(RECORDS SHOWN)

-.-.-

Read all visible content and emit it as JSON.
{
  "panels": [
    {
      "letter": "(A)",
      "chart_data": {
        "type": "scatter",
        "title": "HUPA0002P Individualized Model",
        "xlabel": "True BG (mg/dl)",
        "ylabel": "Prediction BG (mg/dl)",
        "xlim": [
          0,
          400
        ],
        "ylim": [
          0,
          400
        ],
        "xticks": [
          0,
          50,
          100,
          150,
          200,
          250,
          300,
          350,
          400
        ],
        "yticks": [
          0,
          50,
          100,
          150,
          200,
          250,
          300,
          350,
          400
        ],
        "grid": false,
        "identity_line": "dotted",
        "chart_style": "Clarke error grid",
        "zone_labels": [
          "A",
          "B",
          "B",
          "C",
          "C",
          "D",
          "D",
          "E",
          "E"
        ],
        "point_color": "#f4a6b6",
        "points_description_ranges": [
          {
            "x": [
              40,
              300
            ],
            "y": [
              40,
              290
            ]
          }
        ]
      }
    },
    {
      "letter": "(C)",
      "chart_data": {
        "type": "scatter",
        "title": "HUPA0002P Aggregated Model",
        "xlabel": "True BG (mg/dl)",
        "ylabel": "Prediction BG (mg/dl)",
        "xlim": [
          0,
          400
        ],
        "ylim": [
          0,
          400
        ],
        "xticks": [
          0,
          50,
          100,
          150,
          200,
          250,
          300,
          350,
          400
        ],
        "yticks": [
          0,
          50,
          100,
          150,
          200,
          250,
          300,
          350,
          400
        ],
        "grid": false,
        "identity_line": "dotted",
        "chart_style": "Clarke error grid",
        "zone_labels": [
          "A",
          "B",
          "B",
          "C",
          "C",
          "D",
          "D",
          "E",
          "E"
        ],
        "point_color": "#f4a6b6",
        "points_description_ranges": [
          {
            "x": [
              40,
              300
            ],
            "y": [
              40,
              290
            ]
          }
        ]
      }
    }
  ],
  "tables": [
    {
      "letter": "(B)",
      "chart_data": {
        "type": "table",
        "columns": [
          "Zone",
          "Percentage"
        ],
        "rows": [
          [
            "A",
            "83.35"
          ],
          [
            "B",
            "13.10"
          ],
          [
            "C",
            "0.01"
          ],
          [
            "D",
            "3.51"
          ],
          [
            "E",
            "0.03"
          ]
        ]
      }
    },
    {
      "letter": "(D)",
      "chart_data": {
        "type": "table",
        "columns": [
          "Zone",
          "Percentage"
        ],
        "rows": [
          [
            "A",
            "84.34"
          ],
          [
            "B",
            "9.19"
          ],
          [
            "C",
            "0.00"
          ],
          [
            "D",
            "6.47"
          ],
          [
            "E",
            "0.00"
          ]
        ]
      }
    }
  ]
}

-.-.-

(EXERCISE DETAILS)
How many of the lines above hold "Model"? Answer with only the number.

(RESPONSE TO THE TASK)
2